[start of EXCERPTED DATA]
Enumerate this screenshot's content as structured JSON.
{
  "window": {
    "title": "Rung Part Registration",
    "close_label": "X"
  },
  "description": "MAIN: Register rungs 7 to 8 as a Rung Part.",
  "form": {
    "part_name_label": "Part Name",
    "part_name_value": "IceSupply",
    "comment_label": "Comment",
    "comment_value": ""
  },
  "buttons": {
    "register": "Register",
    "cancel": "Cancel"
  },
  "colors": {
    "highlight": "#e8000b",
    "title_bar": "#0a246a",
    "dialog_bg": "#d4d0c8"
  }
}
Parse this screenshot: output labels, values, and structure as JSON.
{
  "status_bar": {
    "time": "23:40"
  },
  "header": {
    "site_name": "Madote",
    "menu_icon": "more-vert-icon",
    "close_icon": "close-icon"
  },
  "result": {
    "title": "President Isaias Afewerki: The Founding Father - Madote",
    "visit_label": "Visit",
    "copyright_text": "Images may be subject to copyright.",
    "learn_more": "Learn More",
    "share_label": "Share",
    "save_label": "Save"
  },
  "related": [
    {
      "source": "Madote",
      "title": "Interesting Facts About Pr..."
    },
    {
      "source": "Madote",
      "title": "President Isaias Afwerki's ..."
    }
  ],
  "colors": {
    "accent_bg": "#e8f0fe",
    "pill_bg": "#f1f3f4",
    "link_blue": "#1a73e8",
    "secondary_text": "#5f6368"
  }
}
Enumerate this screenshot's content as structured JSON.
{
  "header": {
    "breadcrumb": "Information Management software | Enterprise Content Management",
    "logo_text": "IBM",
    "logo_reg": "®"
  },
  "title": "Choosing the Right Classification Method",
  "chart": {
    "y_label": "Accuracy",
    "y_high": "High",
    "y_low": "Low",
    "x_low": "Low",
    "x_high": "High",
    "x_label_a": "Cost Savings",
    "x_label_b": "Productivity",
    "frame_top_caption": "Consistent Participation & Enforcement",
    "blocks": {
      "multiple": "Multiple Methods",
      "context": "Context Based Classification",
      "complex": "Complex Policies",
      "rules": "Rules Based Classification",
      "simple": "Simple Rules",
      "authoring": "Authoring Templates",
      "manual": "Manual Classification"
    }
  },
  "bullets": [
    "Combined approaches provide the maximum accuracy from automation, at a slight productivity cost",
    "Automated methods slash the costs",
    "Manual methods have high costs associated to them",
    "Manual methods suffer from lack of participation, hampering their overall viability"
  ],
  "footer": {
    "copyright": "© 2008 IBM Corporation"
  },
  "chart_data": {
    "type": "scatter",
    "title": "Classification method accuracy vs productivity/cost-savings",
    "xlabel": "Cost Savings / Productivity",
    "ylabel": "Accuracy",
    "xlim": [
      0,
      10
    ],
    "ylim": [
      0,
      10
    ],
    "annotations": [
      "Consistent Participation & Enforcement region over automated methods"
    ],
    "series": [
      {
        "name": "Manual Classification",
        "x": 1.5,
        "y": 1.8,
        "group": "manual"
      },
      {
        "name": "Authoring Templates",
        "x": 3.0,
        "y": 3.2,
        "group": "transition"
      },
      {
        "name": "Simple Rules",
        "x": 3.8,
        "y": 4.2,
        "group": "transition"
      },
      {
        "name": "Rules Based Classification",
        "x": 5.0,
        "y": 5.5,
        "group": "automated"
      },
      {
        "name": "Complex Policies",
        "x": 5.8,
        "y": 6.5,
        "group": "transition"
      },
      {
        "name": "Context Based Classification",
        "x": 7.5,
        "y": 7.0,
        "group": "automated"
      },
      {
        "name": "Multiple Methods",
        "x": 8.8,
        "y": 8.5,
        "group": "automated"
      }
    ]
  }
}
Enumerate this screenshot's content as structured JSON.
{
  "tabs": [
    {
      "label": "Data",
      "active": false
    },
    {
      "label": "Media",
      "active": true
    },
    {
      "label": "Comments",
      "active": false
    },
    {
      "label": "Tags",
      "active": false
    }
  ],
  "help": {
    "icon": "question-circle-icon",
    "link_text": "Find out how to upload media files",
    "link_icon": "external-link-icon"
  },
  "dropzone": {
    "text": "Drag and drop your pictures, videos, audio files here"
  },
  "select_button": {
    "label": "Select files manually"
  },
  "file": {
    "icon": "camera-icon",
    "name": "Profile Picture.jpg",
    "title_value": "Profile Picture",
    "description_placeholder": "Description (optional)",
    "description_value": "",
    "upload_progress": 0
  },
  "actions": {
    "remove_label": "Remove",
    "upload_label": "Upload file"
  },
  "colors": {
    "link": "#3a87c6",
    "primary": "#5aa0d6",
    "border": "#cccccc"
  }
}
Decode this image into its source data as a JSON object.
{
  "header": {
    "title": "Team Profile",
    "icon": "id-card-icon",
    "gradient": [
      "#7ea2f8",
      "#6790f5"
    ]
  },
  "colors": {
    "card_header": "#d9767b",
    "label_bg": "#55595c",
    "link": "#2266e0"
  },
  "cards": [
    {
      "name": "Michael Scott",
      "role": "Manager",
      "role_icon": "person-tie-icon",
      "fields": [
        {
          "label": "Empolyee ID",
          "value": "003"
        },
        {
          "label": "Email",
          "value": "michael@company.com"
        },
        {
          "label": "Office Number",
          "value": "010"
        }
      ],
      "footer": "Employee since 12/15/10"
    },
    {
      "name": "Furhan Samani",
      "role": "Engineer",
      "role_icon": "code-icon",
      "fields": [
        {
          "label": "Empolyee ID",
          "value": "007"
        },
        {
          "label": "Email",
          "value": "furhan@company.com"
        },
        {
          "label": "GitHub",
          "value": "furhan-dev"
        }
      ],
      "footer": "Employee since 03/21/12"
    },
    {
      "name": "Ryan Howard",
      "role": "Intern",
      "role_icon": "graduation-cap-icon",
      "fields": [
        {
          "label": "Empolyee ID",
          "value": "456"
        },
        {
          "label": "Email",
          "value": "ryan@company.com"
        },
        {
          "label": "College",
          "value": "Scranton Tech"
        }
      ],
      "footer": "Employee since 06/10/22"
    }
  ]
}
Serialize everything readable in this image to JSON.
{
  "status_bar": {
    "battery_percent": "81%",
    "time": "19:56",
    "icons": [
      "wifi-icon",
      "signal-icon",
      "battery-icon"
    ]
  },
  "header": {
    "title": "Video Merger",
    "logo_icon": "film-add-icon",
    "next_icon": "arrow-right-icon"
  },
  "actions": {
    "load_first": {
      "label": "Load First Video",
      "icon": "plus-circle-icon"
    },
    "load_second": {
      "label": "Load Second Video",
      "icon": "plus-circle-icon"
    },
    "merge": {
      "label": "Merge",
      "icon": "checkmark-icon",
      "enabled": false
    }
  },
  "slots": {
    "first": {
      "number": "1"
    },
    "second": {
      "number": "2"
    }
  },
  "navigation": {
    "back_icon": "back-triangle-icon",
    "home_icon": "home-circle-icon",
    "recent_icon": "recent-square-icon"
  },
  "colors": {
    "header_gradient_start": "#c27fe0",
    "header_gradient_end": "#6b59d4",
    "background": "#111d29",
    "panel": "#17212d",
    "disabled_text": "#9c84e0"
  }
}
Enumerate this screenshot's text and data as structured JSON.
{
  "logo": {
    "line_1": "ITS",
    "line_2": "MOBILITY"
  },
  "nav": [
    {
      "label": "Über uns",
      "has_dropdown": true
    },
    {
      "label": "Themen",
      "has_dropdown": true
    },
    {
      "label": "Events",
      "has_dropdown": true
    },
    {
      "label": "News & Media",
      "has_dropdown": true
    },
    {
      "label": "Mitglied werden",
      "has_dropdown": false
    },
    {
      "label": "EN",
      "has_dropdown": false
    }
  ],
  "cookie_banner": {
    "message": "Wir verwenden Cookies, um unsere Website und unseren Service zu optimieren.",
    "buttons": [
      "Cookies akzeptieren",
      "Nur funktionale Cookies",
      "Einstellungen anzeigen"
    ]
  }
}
[end of EXCERPTED DATA]
Make an exact copy of all the data.

Enumerate this screenshot's content as structured JSON.
{
  "window": {
    "title": "Rung Part Registration",
    "close_label": "X"
  },
  "description": "MAIN: Register rungs 7 to 8 as a Rung Part.",
  "form": {
    "part_name_label": "Part Name",
    "part_name_value": "IceSupply",
    "comment_label": "Comment",
    "comment_value": ""
  },
  "buttons": {
    "register": "Register",
    "cancel": "Cancel"
  },
  "colors": {
    "highlight": "#e8000b",
    "title_bar": "#0a246a",
    "dialog_bg": "#d4d0c8"
  }
}
Parse this screenshot: output labels, values, and structure as JSON.
{
  "status_bar": {
    "time": "23:40"
  },
  "header": {
    "site_name": "Madote",
    "menu_icon": "more-vert-icon",
    "close_icon": "close-icon"
  },
  "result": {
    "title": "President Isaias Afewerki: The Founding Father - Madote",
    "visit_label": "Visit",
    "copyright_text": "Images may be subject to copyright.",
    "learn_more": "Learn More",
    "share_label": "Share",
    "save_label": "Save"
  },
  "related": [
    {
      "source": "Madote",
      "title": "Interesting Facts About Pr..."
    },
    {
      "source": "Madote",
      "title": "President Isaias Afwerki's ..."
    }
  ],
  "colors": {
    "accent_bg": "#e8f0fe",
    "pill_bg": "#f1f3f4",
    "link_blue": "#1a73e8",
    "secondary_text": "#5f6368"
  }
}
Enumerate this screenshot's content as structured JSON.
{
  "header": {
    "breadcrumb": "Information Management software | Enterprise Content Management",
    "logo_text": "IBM",
    "logo_reg": "®"
  },
  "title": "Choosing the Right Classification Method",
  "chart": {
    "y_label": "Accuracy",
    "y_high": "High",
    "y_low": "Low",
    "x_low": "Low",
    "x_high": "High",
    "x_label_a": "Cost Savings",
    "x_label_b": "Productivity",
    "frame_top_caption": "Consistent Participation & Enforcement",
    "blocks": {
      "multiple": "Multiple Methods",
      "context": "Context Based Classification",
      "complex": "Complex Policies",
      "rules": "Rules Based Classification",
      "simple": "Simple Rules",
      "authoring": "Authoring Templates",
      "manual": "Manual Classification"
    }
  },
  "bullets": [
    "Combined approaches provide the maximum accuracy from automation, at a slight productivity cost",
    "Automated methods slash the costs",
    "Manual methods have high costs associated to them",
    "Manual methods suffer from lack of participation, hampering their overall viability"
  ],
  "footer": {
    "copyright": "© 2008 IBM Corporation"
  },
  "chart_data": {
    "type": "scatter",
    "title": "Classification method accuracy vs productivity/cost-savings",
    "xlabel": "Cost Savings / Productivity",
    "ylabel": "Accuracy",
    "xlim": [
      0,
      10
    ],
    "ylim": [
      0,
      10
    ],
    "annotations": [
      "Consistent Participation & Enforcement region over automated methods"
    ],
    "series": [
      {
        "name": "Manual Classification",
        "x": 1.5,
        "y": 1.8,
        "group": "manual"
      },
      {
        "name": "Authoring Templates",
        "x": 3.0,
        "y": 3.2,
        "group": "transition"
      },
      {
        "name": "Simple Rules",
        "x": 3.8,
        "y": 4.2,
        "group": "transition"
      },
      {
        "name": "Rules Based Classification",
        "x": 5.0,
        "y": 5.5,
        "group": "automated"
      },
      {
        "name": "Complex Policies",
        "x": 5.8,
        "y": 6.5,
        "group": "transition"
      },
      {
        "name": "Context Based Classification",
        "x": 7.5,
        "y": 7.0,
        "group": "automated"
      },
      {
        "name": "Multiple Methods",
        "x": 8.8,
        "y": 8.5,
        "group": "automated"
      }
    ]
  }
}
Enumerate this screenshot's content as structured JSON.
{
  "tabs": [
    {
      "label": "Data",
      "active": false
    },
    {
      "label": "Media",
      "active": true
    },
    {
      "label": "Comments",
      "active": false
    },
    {
      "label": "Tags",
      "active": false
    }
  ],
  "help": {
    "icon": "question-circle-icon",
    "link_text": "Find out how to upload media files",
    "link_icon": "external-link-icon"
  },
  "dropzone": {
    "text": "Drag and drop your pictures, videos, audio files here"
  },
  "select_button": {
    "label": "Select files manually"
  },
  "file": {
    "icon": "camera-icon",
    "name": "Profile Picture.jpg",
    "title_value": "Profile Picture",
    "description_placeholder": "Description (optional)",
    "description_value": "",
    "upload_progress": 0
  },
  "actions": {
    "remove_label": "Remove",
    "upload_label": "Upload file"
  },
  "colors": {
    "link": "#3a87c6",
    "primary": "#5aa0d6",
    "border": "#cccccc"
  }
}
Decode this image into its source data as a JSON object.
{
  "header": {
    "title": "Team Profile",
    "icon": "id-card-icon",
    "gradient": [
      "#7ea2f8",
      "#6790f5"
    ]
  },
  "colors": {
    "card_header": "#d9767b",
    "label_bg": "#55595c",
    "link": "#2266e0"
  },
  "cards": [
    {
      "name": "Michael Scott",
      "role": "Manager",
      "role_icon": "person-tie-icon",
      "fields": [
        {
          "label": "Empolyee ID",
          "value": "003"
        },
        {
          "label": "Email",
          "value": "michael@company.com"
        },
        {
          "label": "Office Number",
          "value": "010"
        }
      ],
      "footer": "Employee since 12/15/10"
    },
    {
      "name": "Furhan Samani",
      "role": "Engineer",
      "role_icon": "code-icon",
      "fields": [
        {
          "label": "Empolyee ID",
          "value": "007"
        },
        {
          "label": "Email",
          "value": "furhan@company.com"
        },
        {
          "label": "GitHub",
          "value": "furhan-dev"
        }
      ],
      "footer": "Employee since 03/21/12"
    },
    {
      "name": "Ryan Howard",
      "role": "Intern",
      "role_icon": "graduation-cap-icon",
      "fields": [
        {
          "label": "Empolyee ID",
          "value": "456"
        },
        {
          "label": "Email",
          "value": "ryan@company.com"
        },
        {
          "label": "College",
          "value": "Scranton Tech"
        }
      ],
      "footer": "Employee since 06/10/22"
    }
  ]
}
Serialize everything readable in this image to JSON.
{
  "status_bar": {
    "battery_percent": "81%",
    "time": "19:56",
    "icons": [
      "wifi-icon",
      "signal-icon",
      "battery-icon"
    ]
  },
  "header": {
    "title": "Video Merger",
    "logo_icon": "film-add-icon",
    "next_icon": "arrow-right-icon"
  },
  "actions": {
    "load_first": {
      "label": "Load First Video",
      "icon": "plus-circle-icon"
    },
    "load_second": {
      "label": "Load Second Video",
      "icon": "plus-circle-icon"
    },
    "merge": {
      "label": "Merge",
      "icon": "checkmark-icon",
      "enabled": false
    }
  },
  "slots": {
    "first": {
      "number": "1"
    },
    "second": {
      "number": "2"
    }
  },
  "navigation": {
    "back_icon": "back-triangle-icon",
    "home_icon": "home-circle-icon",
    "recent_icon": "recent-square-icon"
  },
  "colors": {
    "header_gradient_start": "#c27fe0",
    "header_gradient_end": "#6b59d4",
    "background": "#111d29",
    "panel": "#17212d",
    "disabled_text": "#9c84e0"
  }
}
Enumerate this screenshot's text and data as structured JSON.
{
  "logo": {
    "line_1": "ITS",
    "line_2": "MOBILITY"
  },
  "nav": [
    {
      "label": "Über uns",
      "has_dropdown": true
    },
    {
      "label": "Themen",
      "has_dropdown": true
    },
    {
      "label": "Events",
      "has_dropdown": true
    },
    {
      "label": "News & Media",
      "has_dropdown": true
    },
    {
      "label": "Mitglied werden",
      "has_dropdown": false
    },
    {
      "label": "EN",
      "has_dropdown": false
    }
  ],
  "cookie_banner": {
    "message": "Wir verwenden Cookies, um unsere Website und unseren Service zu optimieren.",
    "buttons": [
      "Cookies akzeptieren",
      "Nur funktionale Cookies",
      "Einstellungen anzeigen"
    ]
  }
}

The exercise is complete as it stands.